(A run of records)
■ ■ ■ ■ ■ ■ ■

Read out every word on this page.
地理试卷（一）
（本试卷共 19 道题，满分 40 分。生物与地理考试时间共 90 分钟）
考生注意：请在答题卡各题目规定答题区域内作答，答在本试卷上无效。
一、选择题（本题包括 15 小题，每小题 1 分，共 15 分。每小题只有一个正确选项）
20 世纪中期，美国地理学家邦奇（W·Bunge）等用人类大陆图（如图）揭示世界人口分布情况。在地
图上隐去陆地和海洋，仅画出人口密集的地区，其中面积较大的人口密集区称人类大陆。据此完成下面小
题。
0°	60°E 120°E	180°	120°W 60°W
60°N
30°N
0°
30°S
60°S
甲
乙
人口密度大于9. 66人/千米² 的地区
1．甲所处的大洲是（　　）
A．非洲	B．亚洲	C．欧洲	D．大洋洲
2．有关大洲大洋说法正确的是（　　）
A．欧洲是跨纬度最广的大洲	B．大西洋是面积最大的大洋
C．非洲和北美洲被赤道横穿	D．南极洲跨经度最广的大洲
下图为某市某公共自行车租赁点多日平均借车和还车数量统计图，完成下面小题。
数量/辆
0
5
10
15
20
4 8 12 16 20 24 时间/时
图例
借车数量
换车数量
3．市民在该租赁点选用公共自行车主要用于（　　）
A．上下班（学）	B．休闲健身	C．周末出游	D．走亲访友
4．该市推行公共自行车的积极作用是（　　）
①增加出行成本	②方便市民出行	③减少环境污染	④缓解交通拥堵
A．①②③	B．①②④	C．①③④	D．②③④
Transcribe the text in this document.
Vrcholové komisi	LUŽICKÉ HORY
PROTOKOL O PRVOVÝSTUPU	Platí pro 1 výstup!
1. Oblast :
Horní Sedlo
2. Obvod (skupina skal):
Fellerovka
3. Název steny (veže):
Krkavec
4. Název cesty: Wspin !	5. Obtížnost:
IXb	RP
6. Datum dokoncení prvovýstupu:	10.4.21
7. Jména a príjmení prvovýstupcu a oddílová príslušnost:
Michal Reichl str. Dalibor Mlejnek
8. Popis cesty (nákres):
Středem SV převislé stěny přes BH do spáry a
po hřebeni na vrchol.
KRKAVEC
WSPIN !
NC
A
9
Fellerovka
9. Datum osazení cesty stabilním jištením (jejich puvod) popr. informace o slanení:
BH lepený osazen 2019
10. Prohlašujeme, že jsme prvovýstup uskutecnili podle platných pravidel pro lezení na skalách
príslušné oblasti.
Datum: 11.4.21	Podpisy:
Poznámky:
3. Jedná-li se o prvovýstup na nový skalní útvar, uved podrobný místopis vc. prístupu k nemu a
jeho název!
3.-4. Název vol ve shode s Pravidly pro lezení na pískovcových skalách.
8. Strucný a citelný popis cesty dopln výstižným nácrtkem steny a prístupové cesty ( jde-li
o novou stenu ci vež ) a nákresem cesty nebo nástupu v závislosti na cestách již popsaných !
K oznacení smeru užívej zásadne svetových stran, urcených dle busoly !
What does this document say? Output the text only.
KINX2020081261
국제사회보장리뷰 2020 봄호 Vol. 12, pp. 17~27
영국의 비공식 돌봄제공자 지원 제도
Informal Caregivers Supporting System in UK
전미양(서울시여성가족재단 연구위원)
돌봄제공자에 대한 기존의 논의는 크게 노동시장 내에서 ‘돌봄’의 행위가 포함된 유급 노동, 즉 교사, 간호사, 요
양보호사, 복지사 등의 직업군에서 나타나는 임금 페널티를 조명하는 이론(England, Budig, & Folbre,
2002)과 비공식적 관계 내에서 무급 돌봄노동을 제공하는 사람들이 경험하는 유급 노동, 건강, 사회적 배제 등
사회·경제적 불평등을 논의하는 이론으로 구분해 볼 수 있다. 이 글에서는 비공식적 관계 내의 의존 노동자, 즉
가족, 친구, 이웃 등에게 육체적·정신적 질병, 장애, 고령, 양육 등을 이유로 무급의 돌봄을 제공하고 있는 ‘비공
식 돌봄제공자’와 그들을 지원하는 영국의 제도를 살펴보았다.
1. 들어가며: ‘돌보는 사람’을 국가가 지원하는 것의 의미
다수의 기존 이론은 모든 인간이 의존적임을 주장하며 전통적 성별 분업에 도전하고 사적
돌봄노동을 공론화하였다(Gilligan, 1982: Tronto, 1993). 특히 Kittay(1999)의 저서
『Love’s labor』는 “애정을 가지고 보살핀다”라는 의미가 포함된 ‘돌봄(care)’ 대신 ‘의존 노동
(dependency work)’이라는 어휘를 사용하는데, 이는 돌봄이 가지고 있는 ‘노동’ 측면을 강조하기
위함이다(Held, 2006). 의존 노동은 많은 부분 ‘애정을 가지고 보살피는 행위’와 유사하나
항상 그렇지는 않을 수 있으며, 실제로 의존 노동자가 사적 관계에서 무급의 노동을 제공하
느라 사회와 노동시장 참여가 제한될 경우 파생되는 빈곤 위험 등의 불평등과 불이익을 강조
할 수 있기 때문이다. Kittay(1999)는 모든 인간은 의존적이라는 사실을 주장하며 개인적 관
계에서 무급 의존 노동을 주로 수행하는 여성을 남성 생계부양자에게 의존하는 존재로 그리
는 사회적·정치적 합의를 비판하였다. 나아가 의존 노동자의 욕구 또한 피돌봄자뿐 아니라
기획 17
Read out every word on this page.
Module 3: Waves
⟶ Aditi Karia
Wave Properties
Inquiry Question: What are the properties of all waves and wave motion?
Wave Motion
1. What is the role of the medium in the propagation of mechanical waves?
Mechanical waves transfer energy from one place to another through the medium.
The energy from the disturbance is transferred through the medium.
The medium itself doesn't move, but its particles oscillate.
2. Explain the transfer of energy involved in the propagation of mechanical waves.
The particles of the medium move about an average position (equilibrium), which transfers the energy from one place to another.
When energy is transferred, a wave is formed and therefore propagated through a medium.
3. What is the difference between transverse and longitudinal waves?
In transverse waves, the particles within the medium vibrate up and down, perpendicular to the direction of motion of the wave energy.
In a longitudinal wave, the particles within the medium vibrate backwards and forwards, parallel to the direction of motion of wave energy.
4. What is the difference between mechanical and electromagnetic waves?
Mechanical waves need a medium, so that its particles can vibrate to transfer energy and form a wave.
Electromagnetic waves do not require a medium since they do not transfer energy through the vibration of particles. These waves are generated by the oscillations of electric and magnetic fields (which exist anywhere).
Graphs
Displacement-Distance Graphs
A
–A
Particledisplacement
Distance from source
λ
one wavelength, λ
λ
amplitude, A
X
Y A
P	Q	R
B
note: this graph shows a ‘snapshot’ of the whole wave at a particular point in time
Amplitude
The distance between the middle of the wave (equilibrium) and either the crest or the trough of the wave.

■ ■ ■ ■ ■ ■ ■

▸ Your instructions
Write every line of the material above again, exactly.

▸ Task output
Read out every word on this page.
地理试卷（一）
（本试卷共 19 道题，满分 40 分。生物与地理考试时间共 90 分钟）
考生注意：请在答题卡各题目规定答题区域内作答，答在本试卷上无效。
一、选择题（本题包括 15 小题，每小题 1 分，共 15 分。每小题只有一个正确选项）
20 世纪中期，美国地理学家邦奇（W·Bunge）等用人类大陆图（如图）揭示世界人口分布情况。在地
图上隐去陆地和海洋，仅画出人口密集的地区，其中面积较大的人口密集区称人类大陆。据此完成下面小
题。
0°	60°E 120°E	180°	120°W 60°W
60°N
30°N
0°
30°S
60°S
甲
乙
人口密度大于9. 66人/千米² 的地区
1．甲所处的大洲是（　　）
A．非洲	B．亚洲	C．欧洲	D．大洋洲
2．有关大洲大洋说法正确的是（　　）
A．欧洲是跨纬度最广的大洲	B．大西洋是面积最大的大洋
C．非洲和北美洲被赤道横穿	D．南极洲跨经度最广的大洲
下图为某市某公共自行车租赁点多日平均借车和还车数量统计图，完成下面小题。
数量/辆
0
5
10
15
20
4 8 12 16 20 24 时间/时
图例
借车数量
换车数量
3．市民在该租赁点选用公共自行车主要用于（　　）
A．上下班（学）	B．休闲健身	C．周末出游	D．走亲访友
4．该市推行公共自行车的积极作用是（　　）
①增加出行成本	②方便市民出行	③减少环境污染	④缓解交通拥堵
A．①②③	B．①②④	C．①③④	D．②③④
Transcribe the text in this document.
Vrcholové komisi	LUŽICKÉ HORY
PROTOKOL O PRVOVÝSTUPU	Platí pro 1 výstup!
1. Oblast :
Horní Sedlo
2. Obvod (skupina skal):
Fellerovka
3. Název steny (veže):
Krkavec
4. Název cesty: Wspin !	5. Obtížnost:
IXb	RP
6. Datum dokoncení prvovýstupu:	10.4.21
7. Jména a príjmení prvovýstupcu a oddílová príslušnost:
Michal Reichl str. Dalibor Mlejnek
8. Popis cesty (nákres):
Středem SV převislé stěny přes BH do spáry a
po hřebeni na vrchol.
KRKAVEC
WSPIN !
NC
A
9
Fellerovka
9. Datum osazení cesty stabilním jištením (jejich puvod) popr. informace o slanení:
BH lepený osazen 2019
10. Prohlašujeme, že jsme prvovýstup uskutecnili podle platných pravidel pro lezení na skalách
príslušné oblasti.
Datum: 11.4.21	Podpisy:
Poznámky:
3. Jedná-li se o prvovýstup na nový skalní útvar, uved podrobný místopis vc. prístupu k nemu a
jeho název!
3.-4. Název vol ve shode s Pravidly pro lezení na pískovcových skalách.
8. Strucný a citelný popis cesty dopln výstižným nácrtkem steny a prístupové cesty ( jde-li
o novou stenu ci vež ) a nákresem cesty nebo nástupu v závislosti na cestách již popsaných !
K oznacení smeru užívej zásadne svetových stran, urcených dle busoly !
What does this document say? Output the text only.
KINX2020081261
국제사회보장리뷰 2020 봄호 Vol. 12, pp. 17~27
영국의 비공식 돌봄제공자 지원 제도
Informal Caregivers Supporting System in UK
전미양(서울시여성가족재단 연구위원)
돌봄제공자에 대한 기존의 논의는 크게 노동시장 내에서 ‘돌봄’의 행위가 포함된 유급 노동, 즉 교사, 간호사, 요
양보호사, 복지사 등의 직업군에서 나타나는 임금 페널티를 조명하는 이론(England, Budig, & Folbre,
2002)과 비공식적 관계 내에서 무급 돌봄노동을 제공하는 사람들이 경험하는 유급 노동, 건강, 사회적 배제 등
사회·경제적 불평등을 논의하는 이론으로 구분해 볼 수 있다. 이 글에서는 비공식적 관계 내의 의존 노동자, 즉
가족, 친구, 이웃 등에게 육체적·정신적 질병, 장애, 고령, 양육 등을 이유로 무급의 돌봄을 제공하고 있는 ‘비공
식 돌봄제공자’와 그들을 지원하는 영국의 제도를 살펴보았다.
1. 들어가며: ‘돌보는 사람’을 국가가 지원하는 것의 의미
다수의 기존 이론은 모든 인간이 의존적임을 주장하며 전통적 성별 분업에 도전하고 사적
돌봄노동을 공론화하였다(Gilligan, 1982: Tronto, 1993). 특히 Kittay(1999)의 저서
『Love’s labor』는 “애정을 가지고 보살핀다”라는 의미가 포함된 ‘돌봄(care)’ 대신 ‘의존 노동
(dependency work)’이라는 어휘를 사용하는데, 이는 돌봄이 가지고 있는 ‘노동’ 측면을 강조하기
위함이다(Held, 2006). 의존 노동은 많은 부분 ‘애정을 가지고 보살피는 행위’와 유사하나
항상 그렇지는 않을 수 있으며, 실제로 의존 노동자가 사적 관계에서 무급의 노동을 제공하
느라 사회와 노동시장 참여가 제한될 경우 파생되는 빈곤 위험 등의 불평등과 불이익을 강조
할 수 있기 때문이다. Kittay(1999)는 모든 인간은 의존적이라는 사실을 주장하며 개인적 관
계에서 무급 의존 노동을 주로 수행하는 여성을 남성 생계부양자에게 의존하는 존재로 그리
는 사회적·정치적 합의를 비판하였다. 나아가 의존 노동자의 욕구 또한 피돌봄자뿐 아니라
기획 17
Read out every word on this page.
Module 3: Waves
⟶ Aditi Karia
Wave Properties
Inquiry Question: What are the properties of all waves and wave motion?
Wave Motion
1. What is the role of the medium in the propagation of mechanical waves?
Mechanical waves transfer energy from one place to another through the medium.
The energy from the disturbance is transferred through the medium.
The medium itself doesn't move, but its particles oscillate.
2. Explain the transfer of energy involved in the propagation of mechanical waves.
The particles of the medium move about an average position (equilibrium), which transfers the energy from one place to another.
When energy is transferred, a wave is formed and therefore propagated through a medium.
3. What is the difference between transverse and longitudinal waves?
In transverse waves, the particles within the medium vibrate up and down, perpendicular to the direction of motion of the wave energy.
In a longitudinal wave, the particles within the medium vibrate backwards and forwards, parallel to the direction of motion of wave energy.
4. What is the difference between mechanical and electromagnetic waves?
Mechanical waves need a medium, so that its particles can vibrate to transfer energy and form a wave.
Electromagnetic waves do not require a medium since they do not transfer energy through the vibration of particles. These waves are generated by the oscillations of electric and magnetic fields (which exist anywhere).
Graphs
Displacement-Distance Graphs
A
–A
Particledisplacement
Distance from source
λ
one wavelength, λ
λ
amplitude, A
X
Y A
P	Q	R
B
note: this graph shows a ‘snapshot’ of the whole wave at a particular point in time
Amplitude
The distance between the middle of the wave (equilibrium) and either the crest or the trough of the wave.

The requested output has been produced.